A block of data
———

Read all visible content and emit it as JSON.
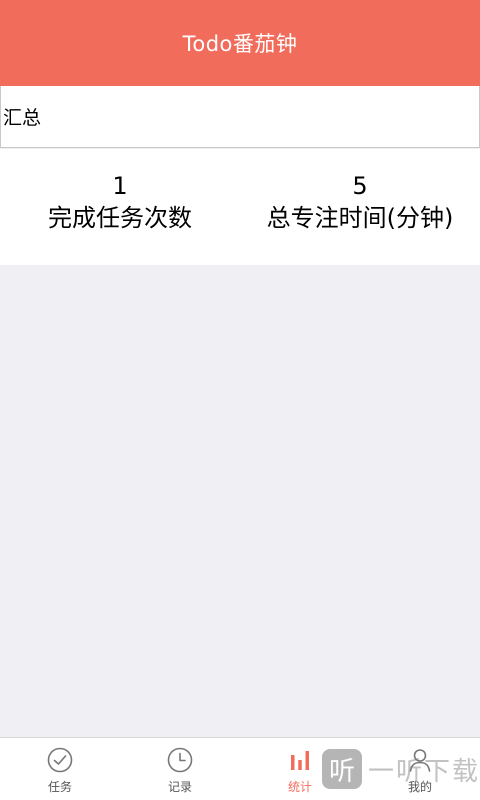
{
  "header": {
    "title": "Todo番茄钟"
  },
  "summary": {
    "title": "汇总"
  },
  "stats": [
    {
      "value": "1",
      "label": "完成任务次数"
    },
    {
      "value": "5",
      "label": "总专注时间(分钟)"
    }
  ],
  "tabs": [
    {
      "label": "任务",
      "icon": "check-circle-icon",
      "active": false
    },
    {
      "label": "记录",
      "icon": "clock-icon",
      "active": false
    },
    {
      "label": "统计",
      "icon": "bar-chart-icon",
      "active": true
    },
    {
      "label": "我的",
      "icon": "user-icon",
      "active": false
    }
  ],
  "watermark": {
    "logo_char": "听",
    "text": "一听下载"
  },
  "colors": {
    "accent": "#f26c5c",
    "background": "#efeff4",
    "inactive_icon": "#777777"
  }
}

———

Copy the listing exactly. Any image in it stays out of the copy.

*RESPONSE TO THIS EXERCISE:*
Read all visible content and emit it as JSON.
{
  "header": {
    "title": "Todo番茄钟"
  },
  "summary": {
    "title": "汇总"
  },
  "stats": [
    {
      "value": "1",
      "label": "完成任务次数"
    },
    {
      "value": "5",
      "label": "总专注时间(分钟)"
    }
  ],
  "tabs": [
    {
      "label": "任务",
      "icon": "check-circle-icon",
      "active": false
    },
    {
      "label": "记录",
      "icon": "clock-icon",
      "active": false
    },
    {
      "label": "统计",
      "icon": "bar-chart-icon",
      "active": true
    },
    {
      "label": "我的",
      "icon": "user-icon",
      "active": false
    }
  ],
  "watermark": {
    "logo_char": "听",
    "text": "一听下载"
  },
  "colors": {
    "accent": "#f26c5c",
    "background": "#efeff4",
    "inactive_icon": "#777777"
  }
}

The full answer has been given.